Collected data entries
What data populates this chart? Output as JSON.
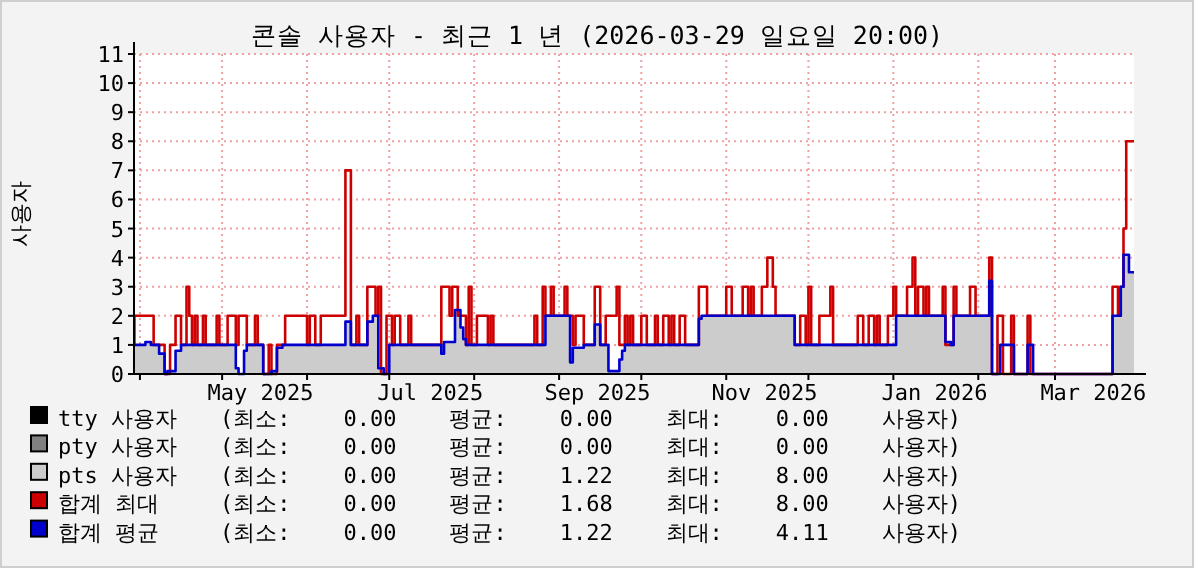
{
  "chart_data": {
    "type": "step",
    "title": "콘솔 사용자 - 최근 1 년 (2026-03-29 일요일 20:00)",
    "ylabel": "사용자",
    "xlim": [
      "2025-03-29T20:00",
      "2026-03-29T20:00"
    ],
    "ylim": [
      0,
      11
    ],
    "yticks": [
      0,
      1,
      2,
      3,
      4,
      5,
      6,
      7,
      8,
      9,
      10,
      11
    ],
    "xticks": [
      {
        "value": "2025-04-01",
        "label": null
      },
      {
        "value": "2025-05-01",
        "label": null
      },
      {
        "value": "2025-05-15",
        "label": "May 2025"
      },
      {
        "value": "2025-06-01",
        "label": null
      },
      {
        "value": "2025-07-01",
        "label": null
      },
      {
        "value": "2025-07-16",
        "label": "Jul 2025"
      },
      {
        "value": "2025-08-01",
        "label": null
      },
      {
        "value": "2025-09-01",
        "label": null
      },
      {
        "value": "2025-09-15",
        "label": "Sep 2025"
      },
      {
        "value": "2025-10-01",
        "label": null
      },
      {
        "value": "2025-11-01",
        "label": null
      },
      {
        "value": "2025-11-15",
        "label": "Nov 2025"
      },
      {
        "value": "2025-12-01",
        "label": null
      },
      {
        "value": "2026-01-01",
        "label": null
      },
      {
        "value": "2026-01-16",
        "label": "Jan 2026"
      },
      {
        "value": "2026-02-01",
        "label": null
      },
      {
        "value": "2026-03-01",
        "label": null
      },
      {
        "value": "2026-03-15",
        "label": "Mar 2026"
      }
    ],
    "grid": true,
    "legend": "bottom",
    "series": [
      {
        "name": "tty 사용자",
        "type": "area",
        "color": "#000000"
      },
      {
        "name": "pty 사용자",
        "type": "area",
        "color": "#808080"
      },
      {
        "name": "pts 사용자",
        "type": "area",
        "color": "#cccccc",
        "x": [
          "2025-03-29T20:00",
          "2025-04-03",
          "2025-04-05",
          "2025-04-08",
          "2025-04-10",
          "2025-04-11",
          "2025-04-14",
          "2025-04-16",
          "2025-05-06",
          "2025-05-07",
          "2025-05-09",
          "2025-05-10",
          "2025-05-16",
          "2025-05-19",
          "2025-05-21",
          "2025-05-23",
          "2025-06-15",
          "2025-06-17",
          "2025-06-23",
          "2025-06-25",
          "2025-06-27",
          "2025-06-29",
          "2025-07-01",
          "2025-07-20",
          "2025-07-21",
          "2025-07-25",
          "2025-07-27",
          "2025-07-28",
          "2025-07-29",
          "2025-08-27",
          "2025-09-05",
          "2025-09-06",
          "2025-09-10",
          "2025-09-14",
          "2025-09-16",
          "2025-09-19",
          "2025-09-23",
          "2025-09-24",
          "2025-09-25",
          "2025-10-22",
          "2025-10-23",
          "2025-11-26",
          "2026-01-02",
          "2026-01-20",
          "2026-01-22",
          "2026-01-23",
          "2026-02-05",
          "2026-02-06",
          "2026-03-22",
          "2026-03-25",
          "2026-03-26",
          "2026-03-28",
          "2026-03-29T20:00"
        ],
        "values": [
          1,
          1.1,
          1,
          0.7,
          0,
          0.1,
          0.8,
          1,
          0.2,
          0,
          0.8,
          1,
          0,
          0.1,
          0.9,
          1,
          1.8,
          1,
          1.8,
          2,
          0.2,
          0,
          1,
          0.7,
          1.1,
          2.2,
          1.6,
          1.2,
          1,
          2,
          0.4,
          0.9,
          1,
          1.7,
          1,
          0.1,
          0.5,
          0.8,
          1,
          1.9,
          2,
          1,
          2,
          1.1,
          1,
          2,
          3.2,
          null,
          2,
          3,
          4.1,
          3.5,
          3.5
        ]
      },
      {
        "name": "합계 최대",
        "color": "#cc0000",
        "x": [
          "2025-03-29T20:00",
          "2025-03-30",
          "2025-04-06",
          "2025-04-10",
          "2025-04-12",
          "2025-04-14",
          "2025-04-16",
          "2025-04-18",
          "2025-04-19",
          "2025-04-20",
          "2025-04-21",
          "2025-04-22",
          "2025-04-24",
          "2025-04-25",
          "2025-04-29",
          "2025-04-30",
          "2025-05-03",
          "2025-05-06",
          "2025-05-07",
          "2025-05-10",
          "2025-05-13",
          "2025-05-14",
          "2025-05-16",
          "2025-05-18",
          "2025-05-19",
          "2025-05-21",
          "2025-05-24",
          "2025-06-01",
          "2025-06-02",
          "2025-06-04",
          "2025-06-06",
          "2025-06-15",
          "2025-06-17",
          "2025-06-19",
          "2025-06-20",
          "2025-06-23",
          "2025-06-26",
          "2025-06-27",
          "2025-06-28",
          "2025-06-30",
          "2025-07-02",
          "2025-07-03",
          "2025-07-05",
          "2025-07-08",
          "2025-07-09",
          "2025-07-20",
          "2025-07-23",
          "2025-07-24",
          "2025-07-26",
          "2025-07-29",
          "2025-07-30",
          "2025-07-31",
          "2025-08-02",
          "2025-08-06",
          "2025-08-07",
          "2025-08-08",
          "2025-08-23",
          "2025-08-24",
          "2025-08-26",
          "2025-08-27",
          "2025-08-29",
          "2025-08-30",
          "2025-09-03",
          "2025-09-04",
          "2025-09-06",
          "2025-09-07",
          "2025-09-10",
          "2025-09-14",
          "2025-09-16",
          "2025-09-18",
          "2025-09-22",
          "2025-09-23",
          "2025-09-25",
          "2025-09-26",
          "2025-09-27",
          "2025-09-28",
          "2025-10-01",
          "2025-10-03",
          "2025-10-06",
          "2025-10-07",
          "2025-10-09",
          "2025-10-11",
          "2025-10-12",
          "2025-10-13",
          "2025-10-15",
          "2025-10-17",
          "2025-10-22",
          "2025-10-25",
          "2025-11-01",
          "2025-11-03",
          "2025-11-07",
          "2025-11-09",
          "2025-11-10",
          "2025-11-11",
          "2025-11-14",
          "2025-11-16",
          "2025-11-18",
          "2025-11-19",
          "2025-11-26",
          "2025-11-28",
          "2025-11-30",
          "2025-12-01",
          "2025-12-02",
          "2025-12-05",
          "2025-12-09",
          "2025-12-10",
          "2025-12-19",
          "2025-12-21",
          "2025-12-23",
          "2025-12-25",
          "2025-12-26",
          "2025-12-27",
          "2025-12-30",
          "2026-01-01",
          "2026-01-02",
          "2026-01-06",
          "2026-01-08",
          "2026-01-09",
          "2026-01-10",
          "2026-01-12",
          "2026-01-13",
          "2026-01-14",
          "2026-01-19",
          "2026-01-20",
          "2026-01-23",
          "2026-01-24",
          "2026-01-29",
          "2026-01-31",
          "2026-02-05",
          "2026-02-06",
          "2026-02-08",
          "2026-02-10",
          "2026-02-13",
          "2026-02-14",
          "2026-02-19",
          "2026-02-20",
          "2026-03-22",
          "2026-03-24",
          "2026-03-25",
          "2026-03-26",
          "2026-03-27",
          "2026-03-29T20:00"
        ],
        "values": [
          1,
          2,
          1,
          0,
          1,
          2,
          1,
          3,
          2,
          1,
          2,
          1,
          2,
          1,
          2,
          1,
          2,
          1,
          2,
          1,
          2,
          1,
          0,
          1,
          0,
          1,
          2,
          1,
          2,
          1,
          2,
          7,
          1,
          2,
          1,
          3,
          2,
          3,
          0,
          2,
          1,
          2,
          1,
          2,
          1,
          3,
          2,
          3,
          2,
          1,
          3,
          1,
          2,
          1,
          2,
          1,
          2,
          1,
          3,
          2,
          3,
          2,
          3,
          2,
          1,
          2,
          1,
          3,
          1,
          2,
          3,
          1,
          2,
          1,
          2,
          1,
          2,
          1,
          2,
          1,
          2,
          1,
          2,
          1,
          2,
          1,
          3,
          2,
          3,
          2,
          3,
          2,
          3,
          2,
          3,
          4,
          3,
          2,
          1,
          2,
          1,
          3,
          1,
          2,
          3,
          1,
          2,
          1,
          2,
          1,
          2,
          1,
          2,
          3,
          2,
          3,
          4,
          2,
          3,
          2,
          3,
          2,
          3,
          1,
          3,
          2,
          3,
          2,
          4,
          0,
          2,
          0,
          2,
          0,
          2,
          0,
          3,
          2,
          3,
          5,
          8,
          8
        ]
      },
      {
        "name": "합계 평균",
        "color": "#0000cc",
        "x": [
          "2025-03-29T20:00",
          "2025-04-03",
          "2025-04-05",
          "2025-04-08",
          "2025-04-10",
          "2025-04-11",
          "2025-04-14",
          "2025-04-16",
          "2025-05-06",
          "2025-05-07",
          "2025-05-09",
          "2025-05-10",
          "2025-05-16",
          "2025-05-19",
          "2025-05-21",
          "2025-05-23",
          "2025-06-15",
          "2025-06-17",
          "2025-06-23",
          "2025-06-25",
          "2025-06-27",
          "2025-06-29",
          "2025-07-01",
          "2025-07-20",
          "2025-07-21",
          "2025-07-25",
          "2025-07-27",
          "2025-07-28",
          "2025-07-29",
          "2025-08-27",
          "2025-09-05",
          "2025-09-06",
          "2025-09-10",
          "2025-09-14",
          "2025-09-16",
          "2025-09-19",
          "2025-09-23",
          "2025-09-24",
          "2025-09-25",
          "2025-10-22",
          "2025-10-23",
          "2025-11-26",
          "2026-01-02",
          "2026-01-20",
          "2026-01-22",
          "2026-01-23",
          "2026-02-05",
          "2026-02-06",
          "2026-02-09",
          "2026-02-14",
          "2026-02-19",
          "2026-02-21",
          "2026-03-22",
          "2026-03-25",
          "2026-03-26",
          "2026-03-28",
          "2026-03-29T20:00"
        ],
        "values": [
          1,
          1.1,
          1,
          0.7,
          0,
          0.1,
          0.8,
          1,
          0.2,
          0,
          0.8,
          1,
          0,
          0.1,
          0.9,
          1,
          1.8,
          1,
          1.8,
          2,
          0.2,
          0,
          1,
          0.7,
          1.1,
          2.2,
          1.6,
          1.2,
          1,
          2,
          0.4,
          0.9,
          1,
          1.7,
          1,
          0.1,
          0.5,
          0.8,
          1,
          1.9,
          2,
          1,
          2,
          1.1,
          1,
          2,
          3.2,
          0,
          1,
          0,
          1,
          0,
          2,
          3,
          4.1,
          3.5,
          3.5
        ]
      }
    ],
    "annotations": [
      "(최소:    0.00    평균:    0.00    최대:    0.00    사용자)",
      "(최소:    0.00    평균:    0.00    최대:    0.00    사용자)",
      "(최소:    0.00    평균:    1.22    최대:    8.00    사용자)",
      "(최소:    0.00    평균:    1.68    최대:    8.00    사용자)",
      "(최소:    0.00    평균:    1.22    최대:    4.11    사용자)"
    ]
  }
}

▸ **PROBLEM**: Whenever "name" turns up in a line, pick that line out.

▸ **PROBLEM SOLUTION**:
        "name": "tty 사용자",
        "name": "pty 사용자",
        "name": "pts 사용자",
        "name": "합계 최대",
        "name": "합계 평균",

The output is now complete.